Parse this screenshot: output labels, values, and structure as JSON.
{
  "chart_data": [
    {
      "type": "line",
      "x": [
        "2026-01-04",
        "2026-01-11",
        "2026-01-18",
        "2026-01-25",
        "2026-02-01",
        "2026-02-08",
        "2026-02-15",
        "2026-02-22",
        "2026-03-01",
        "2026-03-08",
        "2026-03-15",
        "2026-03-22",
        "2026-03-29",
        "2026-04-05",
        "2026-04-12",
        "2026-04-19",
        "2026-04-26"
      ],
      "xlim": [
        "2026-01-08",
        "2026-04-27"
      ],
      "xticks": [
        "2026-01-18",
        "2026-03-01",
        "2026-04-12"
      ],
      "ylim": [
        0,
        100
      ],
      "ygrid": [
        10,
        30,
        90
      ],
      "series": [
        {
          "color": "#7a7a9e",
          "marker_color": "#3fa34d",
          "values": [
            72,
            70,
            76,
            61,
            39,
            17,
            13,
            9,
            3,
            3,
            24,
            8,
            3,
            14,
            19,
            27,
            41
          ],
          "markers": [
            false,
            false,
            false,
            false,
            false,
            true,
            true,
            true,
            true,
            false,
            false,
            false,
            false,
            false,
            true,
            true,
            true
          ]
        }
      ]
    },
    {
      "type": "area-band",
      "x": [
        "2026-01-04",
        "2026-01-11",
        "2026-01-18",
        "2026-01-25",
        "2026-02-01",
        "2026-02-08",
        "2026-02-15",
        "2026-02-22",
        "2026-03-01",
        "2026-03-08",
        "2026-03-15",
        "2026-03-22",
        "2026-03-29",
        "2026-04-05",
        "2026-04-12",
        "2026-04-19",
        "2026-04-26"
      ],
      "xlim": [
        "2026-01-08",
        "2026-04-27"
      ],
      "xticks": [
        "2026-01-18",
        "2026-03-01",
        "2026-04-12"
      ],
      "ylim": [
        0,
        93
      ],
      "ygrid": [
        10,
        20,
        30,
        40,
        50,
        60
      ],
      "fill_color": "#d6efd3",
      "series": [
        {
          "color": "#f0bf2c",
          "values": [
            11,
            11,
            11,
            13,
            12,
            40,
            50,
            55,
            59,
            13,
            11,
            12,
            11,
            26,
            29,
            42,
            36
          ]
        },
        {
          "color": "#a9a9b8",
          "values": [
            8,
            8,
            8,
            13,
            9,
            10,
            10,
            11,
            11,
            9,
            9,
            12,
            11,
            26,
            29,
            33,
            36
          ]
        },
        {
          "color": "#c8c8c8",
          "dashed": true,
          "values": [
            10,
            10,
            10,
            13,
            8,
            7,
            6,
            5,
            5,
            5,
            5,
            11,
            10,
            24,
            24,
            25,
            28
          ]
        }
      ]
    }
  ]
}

Objective. Retype the listing above in full, with no alterations.

The response.
Parse this screenshot: output labels, values, and structure as JSON.
{
  "chart_data": [
    {
      "type": "line",
      "x": [
        "2026-01-04",
        "2026-01-11",
        "2026-01-18",
        "2026-01-25",
        "2026-02-01",
        "2026-02-08",
        "2026-02-15",
        "2026-02-22",
        "2026-03-01",
        "2026-03-08",
        "2026-03-15",
        "2026-03-22",
        "2026-03-29",
        "2026-04-05",
        "2026-04-12",
        "2026-04-19",
        "2026-04-26"
      ],
      "xlim": [
        "2026-01-08",
        "2026-04-27"
      ],
      "xticks": [
        "2026-01-18",
        "2026-03-01",
        "2026-04-12"
      ],
      "ylim": [
        0,
        100
      ],
      "ygrid": [
        10,
        30,
        90
      ],
      "series": [
        {
          "color": "#7a7a9e",
          "marker_color": "#3fa34d",
          "values": [
            72,
            70,
            76,
            61,
            39,
            17,
            13,
            9,
            3,
            3,
            24,
            8,
            3,
            14,
            19,
            27,
            41
          ],
          "markers": [
            false,
            false,
            false,
            false,
            false,
            true,
            true,
            true,
            true,
            false,
            false,
            false,
            false,
            false,
            true,
            true,
            true
          ]
        }
      ]
    },
    {
      "type": "area-band",
      "x": [
        "2026-01-04",
        "2026-01-11",
        "2026-01-18",
        "2026-01-25",
        "2026-02-01",
        "2026-02-08",
        "2026-02-15",
        "2026-02-22",
        "2026-03-01",
        "2026-03-08",
        "2026-03-15",
        "2026-03-22",
        "2026-03-29",
        "2026-04-05",
        "2026-04-12",
        "2026-04-19",
        "2026-04-26"
      ],
      "xlim": [
        "2026-01-08",
        "2026-04-27"
      ],
      "xticks": [
        "2026-01-18",
        "2026-03-01",
        "2026-04-12"
      ],
      "ylim": [
        0,
        93
      ],
      "ygrid": [
        10,
        20,
        30,
        40,
        50,
        60
      ],
      "fill_color": "#d6efd3",
      "series": [
        {
          "color": "#f0bf2c",
          "values": [
            11,
            11,
            11,
            13,
            12,
            40,
            50,
            55,
            59,
            13,
            11,
            12,
            11,
            26,
            29,
            42,
            36
          ]
        },
        {
          "color": "#a9a9b8",
          "values": [
            8,
            8,
            8,
            13,
            9,
            10,
            10,
            11,
            11,
            9,
            9,
            12,
            11,
            26,
            29,
            33,
            36
          ]
        },
        {
          "color": "#c8c8c8",
          "dashed": true,
          "values": [
            10,
            10,
            10,
            13,
            8,
            7,
            6,
            5,
            5,
            5,
            5,
            11,
            10,
            24,
            24,
            25,
            28
          ]
        }
      ]
    }
  ]
}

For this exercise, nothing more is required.